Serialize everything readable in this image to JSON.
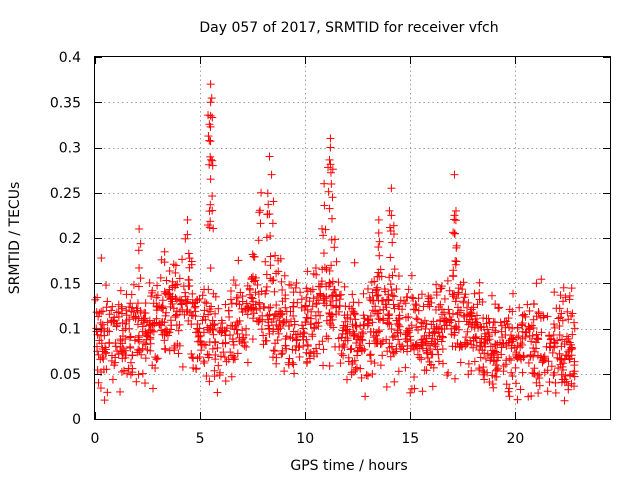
{
  "chart_data": {
    "type": "scatter",
    "title": "Day 057 of 2017, SRMTID for receiver vfch",
    "xlabel": "GPS time / hours",
    "ylabel": "SRMTID / TECUs",
    "xlim": [
      0,
      24.5
    ],
    "ylim": [
      0,
      0.4
    ],
    "x_ticks": [
      0,
      5,
      10,
      15,
      20
    ],
    "x_tick_labels": [
      "0",
      "5",
      "10",
      "15",
      "20"
    ],
    "y_ticks": [
      0,
      0.05,
      0.1,
      0.15,
      0.2,
      0.25,
      0.3,
      0.35,
      0.4
    ],
    "y_tick_labels": [
      "0",
      "0.05",
      "0.1",
      "0.15",
      "0.2",
      "0.25",
      "0.3",
      "0.35",
      "0.4"
    ],
    "grid": true,
    "marker": "+",
    "color": "#ff0000",
    "series": [
      {
        "name": "SRMTID",
        "x_start": 0.0,
        "x_end": 22.8,
        "baseline_mean": 0.09,
        "peaks": [
          {
            "x": 2.1,
            "y": 0.21
          },
          {
            "x": 4.4,
            "y": 0.22
          },
          {
            "x": 5.5,
            "y": 0.37
          },
          {
            "x": 5.5,
            "y": 0.35
          },
          {
            "x": 5.5,
            "y": 0.335
          },
          {
            "x": 5.6,
            "y": 0.28
          },
          {
            "x": 5.5,
            "y": 0.265
          },
          {
            "x": 8.3,
            "y": 0.29
          },
          {
            "x": 8.4,
            "y": 0.27
          },
          {
            "x": 7.9,
            "y": 0.25
          },
          {
            "x": 11.2,
            "y": 0.31
          },
          {
            "x": 11.2,
            "y": 0.3
          },
          {
            "x": 10.9,
            "y": 0.26
          },
          {
            "x": 11.3,
            "y": 0.245
          },
          {
            "x": 14.1,
            "y": 0.255
          },
          {
            "x": 13.5,
            "y": 0.22
          },
          {
            "x": 14.1,
            "y": 0.225
          },
          {
            "x": 17.1,
            "y": 0.27
          },
          {
            "x": 17.1,
            "y": 0.225
          },
          {
            "x": 17.1,
            "y": 0.205
          },
          {
            "x": 21.0,
            "y": 0.15
          },
          {
            "x": 22.3,
            "y": 0.145
          }
        ]
      }
    ]
  }
}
- - - - -
■ GIVEN EXERCISE ■
Every entry must be transcribed exactly. Pictures do not belong in the copy.

■ TASK SOLUTION ■
Serialize everything readable in this image to JSON.
{
  "chart_data": {
    "type": "scatter",
    "title": "Day 057 of 2017, SRMTID for receiver vfch",
    "xlabel": "GPS time / hours",
    "ylabel": "SRMTID / TECUs",
    "xlim": [
      0,
      24.5
    ],
    "ylim": [
      0,
      0.4
    ],
    "x_ticks": [
      0,
      5,
      10,
      15,
      20
    ],
    "x_tick_labels": [
      "0",
      "5",
      "10",
      "15",
      "20"
    ],
    "y_ticks": [
      0,
      0.05,
      0.1,
      0.15,
      0.2,
      0.25,
      0.3,
      0.35,
      0.4
    ],
    "y_tick_labels": [
      "0",
      "0.05",
      "0.1",
      "0.15",
      "0.2",
      "0.25",
      "0.3",
      "0.35",
      "0.4"
    ],
    "grid": true,
    "marker": "+",
    "color": "#ff0000",
    "series": [
      {
        "name": "SRMTID",
        "x_start": 0.0,
        "x_end": 22.8,
        "baseline_mean": 0.09,
        "peaks": [
          {
            "x": 2.1,
            "y": 0.21
          },
          {
            "x": 4.4,
            "y": 0.22
          },
          {
            "x": 5.5,
            "y": 0.37
          },
          {
            "x": 5.5,
            "y": 0.35
          },
          {
            "x": 5.5,
            "y": 0.335
          },
          {
            "x": 5.6,
            "y": 0.28
          },
          {
            "x": 5.5,
            "y": 0.265
          },
          {
            "x": 8.3,
            "y": 0.29
          },
          {
            "x": 8.4,
            "y": 0.27
          },
          {
            "x": 7.9,
            "y": 0.25
          },
          {
            "x": 11.2,
            "y": 0.31
          },
          {
            "x": 11.2,
            "y": 0.3
          },
          {
            "x": 10.9,
            "y": 0.26
          },
          {
            "x": 11.3,
            "y": 0.245
          },
          {
            "x": 14.1,
            "y": 0.255
          },
          {
            "x": 13.5,
            "y": 0.22
          },
          {
            "x": 14.1,
            "y": 0.225
          },
          {
            "x": 17.1,
            "y": 0.27
          },
          {
            "x": 17.1,
            "y": 0.225
          },
          {
            "x": 17.1,
            "y": 0.205
          },
          {
            "x": 21.0,
            "y": 0.15
          },
          {
            "x": 22.3,
            "y": 0.145
          }
        ]
      }
    ]
  }
}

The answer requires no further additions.